--- The request ---
Write out the data below in full. Keep it exact.

Recorded data:
· · · · · · ·
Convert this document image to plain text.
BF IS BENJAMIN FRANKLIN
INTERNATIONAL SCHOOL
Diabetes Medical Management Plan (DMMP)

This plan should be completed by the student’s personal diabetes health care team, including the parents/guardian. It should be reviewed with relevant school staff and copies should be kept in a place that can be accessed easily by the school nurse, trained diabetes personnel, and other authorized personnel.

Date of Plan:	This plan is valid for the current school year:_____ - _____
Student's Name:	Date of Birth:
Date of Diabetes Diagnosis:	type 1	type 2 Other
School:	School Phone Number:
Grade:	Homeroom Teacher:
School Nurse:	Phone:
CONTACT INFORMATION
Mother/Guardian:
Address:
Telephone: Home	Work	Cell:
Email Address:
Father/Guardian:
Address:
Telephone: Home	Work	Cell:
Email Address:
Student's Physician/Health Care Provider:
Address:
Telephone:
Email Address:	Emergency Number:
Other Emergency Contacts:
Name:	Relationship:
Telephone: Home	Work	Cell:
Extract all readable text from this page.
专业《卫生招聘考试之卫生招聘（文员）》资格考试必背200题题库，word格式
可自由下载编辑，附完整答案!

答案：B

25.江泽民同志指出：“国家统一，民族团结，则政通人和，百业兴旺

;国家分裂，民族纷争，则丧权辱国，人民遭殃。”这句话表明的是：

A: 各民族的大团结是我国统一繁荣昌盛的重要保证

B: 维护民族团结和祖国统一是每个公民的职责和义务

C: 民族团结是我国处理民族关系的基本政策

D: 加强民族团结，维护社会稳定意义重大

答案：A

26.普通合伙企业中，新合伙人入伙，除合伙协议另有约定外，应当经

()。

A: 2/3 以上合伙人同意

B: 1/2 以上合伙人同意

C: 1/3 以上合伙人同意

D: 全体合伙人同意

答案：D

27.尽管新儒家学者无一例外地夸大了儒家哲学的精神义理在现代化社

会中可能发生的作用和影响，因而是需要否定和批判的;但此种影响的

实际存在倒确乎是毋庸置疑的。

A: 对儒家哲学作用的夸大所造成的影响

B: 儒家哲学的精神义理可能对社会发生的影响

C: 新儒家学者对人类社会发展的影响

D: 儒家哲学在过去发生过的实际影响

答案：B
· · · · · · ·
--- Task answer ---
Convert this document image to plain text.
BF IS BENJAMIN FRANKLIN
INTERNATIONAL SCHOOL
Diabetes Medical Management Plan (DMMP)

This plan should be completed by the student’s personal diabetes health care team, including the parents/guardian. It should be reviewed with relevant school staff and copies should be kept in a place that can be accessed easily by the school nurse, trained diabetes personnel, and other authorized personnel.

Date of Plan:	This plan is valid for the current school year:_____ - _____
Student's Name:	Date of Birth:
Date of Diabetes Diagnosis:	type 1	type 2 Other
School:	School Phone Number:
Grade:	Homeroom Teacher:
School Nurse:	Phone:
CONTACT INFORMATION
Mother/Guardian:
Address:
Telephone: Home	Work	Cell:
Email Address:
Father/Guardian:
Address:
Telephone: Home	Work	Cell:
Email Address:
Student's Physician/Health Care Provider:
Address:
Telephone:
Email Address:	Emergency Number:
Other Emergency Contacts:
Name:	Relationship:
Telephone: Home	Work	Cell:
Extract all readable text from this page.
专业《卫生招聘考试之卫生招聘（文员）》资格考试必背200题题库，word格式
可自由下载编辑，附完整答案!

答案：B

25.江泽民同志指出：“国家统一，民族团结，则政通人和，百业兴旺

;国家分裂，民族纷争，则丧权辱国，人民遭殃。”这句话表明的是：

A: 各民族的大团结是我国统一繁荣昌盛的重要保证

B: 维护民族团结和祖国统一是每个公民的职责和义务

C: 民族团结是我国处理民族关系的基本政策

D: 加强民族团结，维护社会稳定意义重大

答案：A

26.普通合伙企业中，新合伙人入伙，除合伙协议另有约定外，应当经

()。

A: 2/3 以上合伙人同意

B: 1/2 以上合伙人同意

C: 1/3 以上合伙人同意

D: 全体合伙人同意

答案：D

27.尽管新儒家学者无一例外地夸大了儒家哲学的精神义理在现代化社

会中可能发生的作用和影响，因而是需要否定和批判的;但此种影响的

实际存在倒确乎是毋庸置疑的。

A: 对儒家哲学作用的夸大所造成的影响

B: 儒家哲学的精神义理可能对社会发生的影响

C: 新儒家学者对人类社会发展的影响

D: 儒家哲学在过去发生过的实际影响

答案：B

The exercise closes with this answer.